-------- MATERIALS PROVIDED --------
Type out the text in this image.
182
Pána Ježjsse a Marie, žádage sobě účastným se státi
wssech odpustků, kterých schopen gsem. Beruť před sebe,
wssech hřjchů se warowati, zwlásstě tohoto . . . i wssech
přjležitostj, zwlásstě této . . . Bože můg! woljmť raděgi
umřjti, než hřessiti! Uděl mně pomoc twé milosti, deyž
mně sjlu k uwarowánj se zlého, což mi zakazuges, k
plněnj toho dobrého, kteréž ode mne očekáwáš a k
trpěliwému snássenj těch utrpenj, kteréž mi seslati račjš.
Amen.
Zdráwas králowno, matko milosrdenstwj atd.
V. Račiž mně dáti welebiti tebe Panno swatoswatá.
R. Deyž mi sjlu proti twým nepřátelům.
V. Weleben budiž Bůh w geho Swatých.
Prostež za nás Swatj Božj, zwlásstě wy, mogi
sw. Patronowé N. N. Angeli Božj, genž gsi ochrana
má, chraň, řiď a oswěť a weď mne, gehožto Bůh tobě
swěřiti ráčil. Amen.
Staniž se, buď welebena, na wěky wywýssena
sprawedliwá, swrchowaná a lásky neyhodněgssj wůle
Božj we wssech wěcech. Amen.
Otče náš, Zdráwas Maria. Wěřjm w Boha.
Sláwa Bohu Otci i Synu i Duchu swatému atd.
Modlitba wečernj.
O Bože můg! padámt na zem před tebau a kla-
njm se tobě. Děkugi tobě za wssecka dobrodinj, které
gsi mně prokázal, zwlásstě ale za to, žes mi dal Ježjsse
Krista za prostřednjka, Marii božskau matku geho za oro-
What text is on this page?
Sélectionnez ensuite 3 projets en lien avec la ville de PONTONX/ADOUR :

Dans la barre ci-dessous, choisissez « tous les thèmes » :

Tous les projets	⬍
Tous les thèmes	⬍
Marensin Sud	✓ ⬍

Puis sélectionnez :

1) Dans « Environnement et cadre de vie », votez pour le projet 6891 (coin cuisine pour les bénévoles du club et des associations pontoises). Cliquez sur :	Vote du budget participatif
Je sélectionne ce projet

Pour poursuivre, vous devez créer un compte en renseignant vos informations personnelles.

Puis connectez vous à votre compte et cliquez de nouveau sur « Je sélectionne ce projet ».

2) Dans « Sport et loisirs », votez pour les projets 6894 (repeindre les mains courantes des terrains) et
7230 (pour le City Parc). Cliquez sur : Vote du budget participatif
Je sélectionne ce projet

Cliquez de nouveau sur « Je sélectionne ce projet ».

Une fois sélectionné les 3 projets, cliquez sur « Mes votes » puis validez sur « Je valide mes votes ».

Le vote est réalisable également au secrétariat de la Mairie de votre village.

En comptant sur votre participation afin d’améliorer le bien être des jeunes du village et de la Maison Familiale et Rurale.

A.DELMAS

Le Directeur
--------
From the listing, copy every line where the string "participatif" appears.

1) Dans « Environnement et cadre de vie », votez pour le projet 6891 (coin cuisine pour les bénévoles du club et des associations pontoises). Cliquez sur :	Vote du budget participatif
7230 (pour le City Parc). Cliquez sur : Vote du budget participatif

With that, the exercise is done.